◆ Task inputs ◆

================================

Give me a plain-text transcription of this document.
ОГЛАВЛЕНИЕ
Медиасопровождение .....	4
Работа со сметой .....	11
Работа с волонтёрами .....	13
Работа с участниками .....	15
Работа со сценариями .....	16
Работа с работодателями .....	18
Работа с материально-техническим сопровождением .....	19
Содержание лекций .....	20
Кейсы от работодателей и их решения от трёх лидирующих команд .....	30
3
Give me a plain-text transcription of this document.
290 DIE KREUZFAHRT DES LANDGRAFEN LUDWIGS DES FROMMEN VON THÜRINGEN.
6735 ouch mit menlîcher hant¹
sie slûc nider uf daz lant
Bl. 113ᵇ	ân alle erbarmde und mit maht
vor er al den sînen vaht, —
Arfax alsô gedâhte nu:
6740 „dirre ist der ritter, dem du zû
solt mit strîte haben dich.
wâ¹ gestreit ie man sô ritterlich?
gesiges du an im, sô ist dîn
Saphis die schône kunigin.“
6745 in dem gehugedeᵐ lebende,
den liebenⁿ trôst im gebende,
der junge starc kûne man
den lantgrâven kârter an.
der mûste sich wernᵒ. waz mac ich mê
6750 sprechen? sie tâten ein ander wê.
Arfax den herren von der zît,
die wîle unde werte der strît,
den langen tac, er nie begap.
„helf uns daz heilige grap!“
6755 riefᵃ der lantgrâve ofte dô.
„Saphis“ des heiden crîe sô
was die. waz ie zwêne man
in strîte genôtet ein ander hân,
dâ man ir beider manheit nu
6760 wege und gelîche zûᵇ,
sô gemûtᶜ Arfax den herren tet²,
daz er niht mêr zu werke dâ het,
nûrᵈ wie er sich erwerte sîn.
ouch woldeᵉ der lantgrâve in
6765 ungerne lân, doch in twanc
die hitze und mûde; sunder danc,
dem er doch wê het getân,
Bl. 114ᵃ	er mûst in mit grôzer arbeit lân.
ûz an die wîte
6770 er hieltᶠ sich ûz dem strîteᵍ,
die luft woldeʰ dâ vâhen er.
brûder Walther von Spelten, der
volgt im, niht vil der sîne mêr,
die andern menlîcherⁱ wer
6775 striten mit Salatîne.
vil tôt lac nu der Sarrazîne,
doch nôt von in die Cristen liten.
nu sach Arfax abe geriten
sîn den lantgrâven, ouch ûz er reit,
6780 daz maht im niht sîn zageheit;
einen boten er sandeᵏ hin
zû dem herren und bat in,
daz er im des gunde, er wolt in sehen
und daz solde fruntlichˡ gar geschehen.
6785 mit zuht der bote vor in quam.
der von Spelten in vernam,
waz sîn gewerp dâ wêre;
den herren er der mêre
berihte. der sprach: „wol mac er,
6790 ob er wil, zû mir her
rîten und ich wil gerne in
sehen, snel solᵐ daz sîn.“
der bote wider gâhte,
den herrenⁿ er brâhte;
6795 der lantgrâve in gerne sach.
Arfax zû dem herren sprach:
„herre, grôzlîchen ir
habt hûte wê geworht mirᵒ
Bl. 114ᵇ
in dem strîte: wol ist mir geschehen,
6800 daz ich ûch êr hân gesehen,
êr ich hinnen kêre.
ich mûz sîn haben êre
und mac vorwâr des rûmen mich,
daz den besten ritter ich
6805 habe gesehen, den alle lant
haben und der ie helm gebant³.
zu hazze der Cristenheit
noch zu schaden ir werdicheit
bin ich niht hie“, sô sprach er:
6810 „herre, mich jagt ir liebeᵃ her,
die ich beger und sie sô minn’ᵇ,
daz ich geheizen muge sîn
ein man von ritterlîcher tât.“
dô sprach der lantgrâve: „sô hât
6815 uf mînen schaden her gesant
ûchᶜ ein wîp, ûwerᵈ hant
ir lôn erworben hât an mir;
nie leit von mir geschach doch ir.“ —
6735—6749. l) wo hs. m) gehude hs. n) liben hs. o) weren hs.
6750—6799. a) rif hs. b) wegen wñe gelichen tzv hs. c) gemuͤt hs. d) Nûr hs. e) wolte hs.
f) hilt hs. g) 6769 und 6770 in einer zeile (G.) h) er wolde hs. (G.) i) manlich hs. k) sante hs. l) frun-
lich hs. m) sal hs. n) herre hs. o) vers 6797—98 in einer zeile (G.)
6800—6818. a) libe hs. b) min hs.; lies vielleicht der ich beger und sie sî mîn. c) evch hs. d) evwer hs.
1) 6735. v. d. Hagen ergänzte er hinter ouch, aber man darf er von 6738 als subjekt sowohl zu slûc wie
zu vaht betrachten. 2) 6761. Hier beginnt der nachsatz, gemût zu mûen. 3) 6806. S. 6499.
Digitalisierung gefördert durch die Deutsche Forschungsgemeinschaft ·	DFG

================================

◆ The request ◆
From the listing, copy every line where the string "zeile" appears.

◆ Finished answer ◆
f) hilt hs. g) 6769 und 6770 in einer zeile (G.) h) er wolde hs. (G.) i) manlich hs. k) sante hs. l) frun-
lich hs. m) sal hs. n) herre hs. o) vers 6797—98 in einer zeile (G.)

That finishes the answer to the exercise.